--- Start ---
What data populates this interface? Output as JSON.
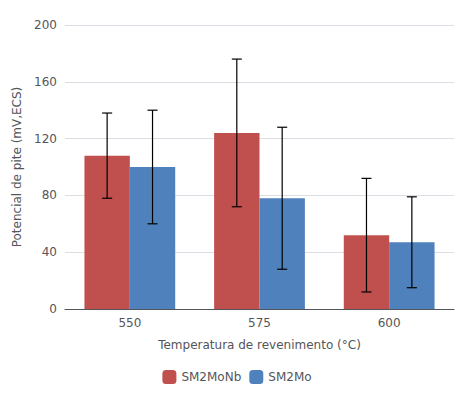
{
  "chart_data": {
    "type": "bar",
    "categories": [
      "550",
      "575",
      "600"
    ],
    "series": [
      {
        "name": "SM2MoNb",
        "color": "#c0504d",
        "values": [
          108,
          124,
          52
        ],
        "errors": [
          30,
          52,
          40
        ]
      },
      {
        "name": "SM2Mo",
        "color": "#4f81bd",
        "values": [
          100,
          78,
          47
        ],
        "errors": [
          40,
          50,
          32
        ]
      }
    ],
    "xlabel": "Temperatura de revenimento (°C)",
    "ylabel": "Potencial de pite (mV,ECS)",
    "ylim": [
      0,
      200
    ],
    "yticks": [
      0,
      40,
      80,
      120,
      160,
      200
    ],
    "grid": true,
    "legend": "bottom"
  }
}
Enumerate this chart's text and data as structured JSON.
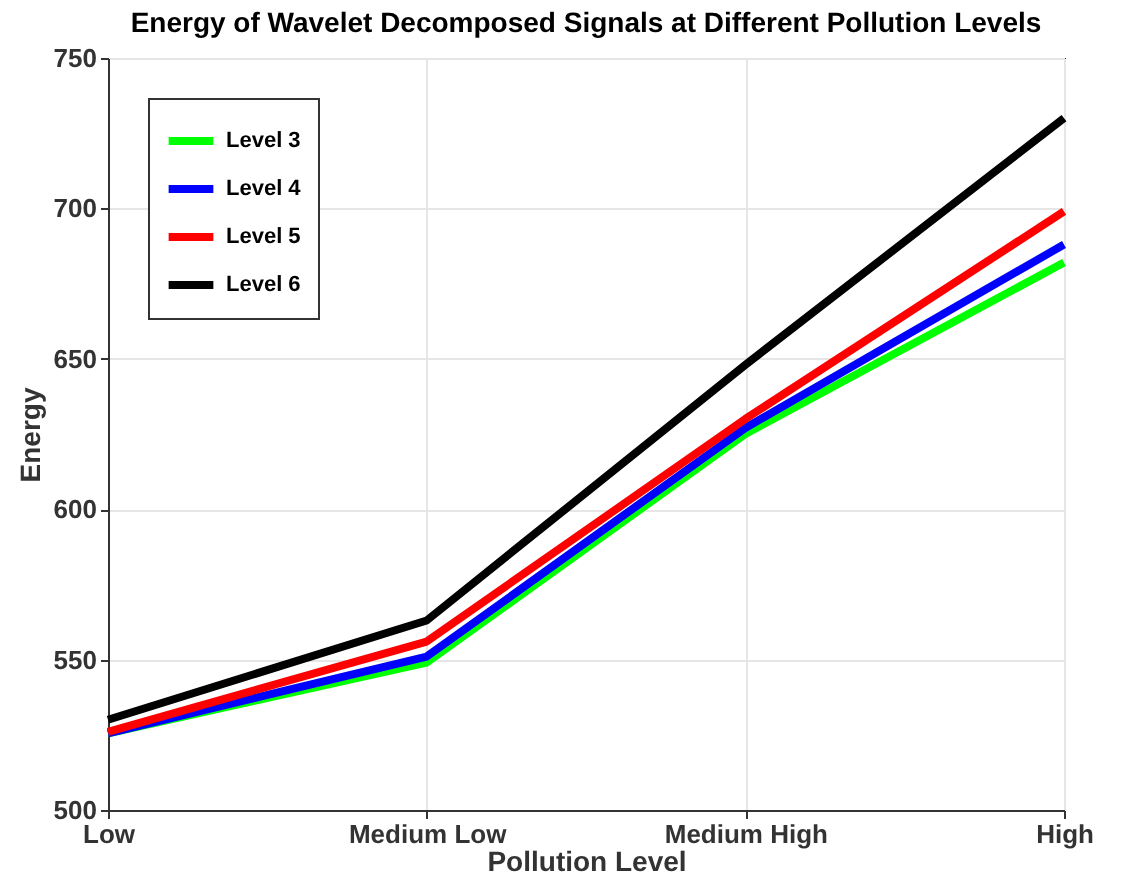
{
  "chart_data": {
    "type": "line",
    "title": "Energy of Wavelet Decomposed Signals at Different Pollution Levels",
    "xlabel": "Pollution Level",
    "ylabel": "Energy",
    "categories": [
      "Low",
      "Medium Low",
      "Medium High",
      "High"
    ],
    "series": [
      {
        "name": "Level 3",
        "color": "#00ff00",
        "values": [
          525.5,
          549,
          625,
          682
        ]
      },
      {
        "name": "Level 4",
        "color": "#0000ff",
        "values": [
          525.5,
          551,
          627,
          688
        ]
      },
      {
        "name": "Level 5",
        "color": "#ff0000",
        "values": [
          526,
          556,
          630,
          699
        ]
      },
      {
        "name": "Level 6",
        "color": "#000000",
        "values": [
          530,
          563,
          648,
          730
        ]
      }
    ],
    "ylim": [
      500,
      750
    ],
    "yticks": [
      500,
      550,
      600,
      650,
      700,
      750
    ],
    "grid": true,
    "legend": "top left",
    "marker": "none",
    "line_style": "solid"
  }
}
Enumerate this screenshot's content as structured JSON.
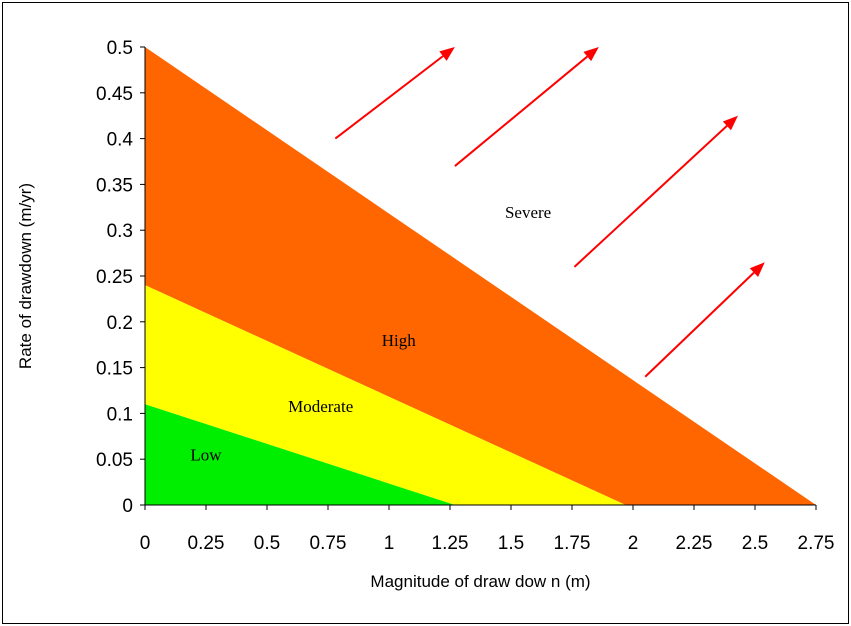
{
  "chart_data": {
    "type": "area",
    "title": "",
    "xlabel": "Magnitude of draw dow n (m)",
    "ylabel": "Rate of drawdown (m/yr)",
    "xlim": [
      0,
      2.75
    ],
    "ylim": [
      0,
      0.5
    ],
    "x_ticks": [
      "0",
      "0.25",
      "0.5",
      "0.75",
      "1",
      "1.25",
      "1.5",
      "1.75",
      "2",
      "2.25",
      "2.5",
      "2.75"
    ],
    "y_ticks": [
      "0",
      "0.05",
      "0.1",
      "0.15",
      "0.2",
      "0.25",
      "0.3",
      "0.35",
      "0.4",
      "0.45",
      "0.5"
    ],
    "grid": false,
    "zones": [
      {
        "label": "Severe",
        "color": "#ffffff",
        "boundary": "above line from (0, 0.5) to (2.75, 0)",
        "label_at": [
          1.57,
          0.32
        ]
      },
      {
        "label": "High",
        "color": "#ff6600",
        "polygon": [
          [
            0,
            0.5
          ],
          [
            2.75,
            0
          ],
          [
            1.97,
            0
          ],
          [
            0,
            0.24
          ]
        ],
        "label_at": [
          1.04,
          0.18
        ]
      },
      {
        "label": "Moderate",
        "color": "#ffff00",
        "polygon": [
          [
            0,
            0.24
          ],
          [
            1.97,
            0
          ],
          [
            1.27,
            0
          ],
          [
            0,
            0.11
          ]
        ],
        "label_at": [
          0.72,
          0.108
        ]
      },
      {
        "label": "Low",
        "color": "#00ee00",
        "polygon": [
          [
            0,
            0.11
          ],
          [
            1.27,
            0
          ],
          [
            0,
            0
          ]
        ],
        "label_at": [
          0.25,
          0.055
        ]
      }
    ],
    "arrows": {
      "color": "#ff0000",
      "segments": [
        [
          [
            0.78,
            0.4
          ],
          [
            1.27,
            0.5
          ]
        ],
        [
          [
            1.27,
            0.37
          ],
          [
            1.86,
            0.5
          ]
        ],
        [
          [
            1.76,
            0.26
          ],
          [
            2.43,
            0.425
          ]
        ],
        [
          [
            2.05,
            0.14
          ],
          [
            2.54,
            0.265
          ]
        ]
      ]
    }
  }
}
--- End ---
- _STATED TASK_
Go through the entries above and copy every line containing "Energy".

- _ANSWER IN FULL_
    "title": "Energy of Wavelet Decomposed Signals at Different Pollution Levels",
    "ylabel": "Energy",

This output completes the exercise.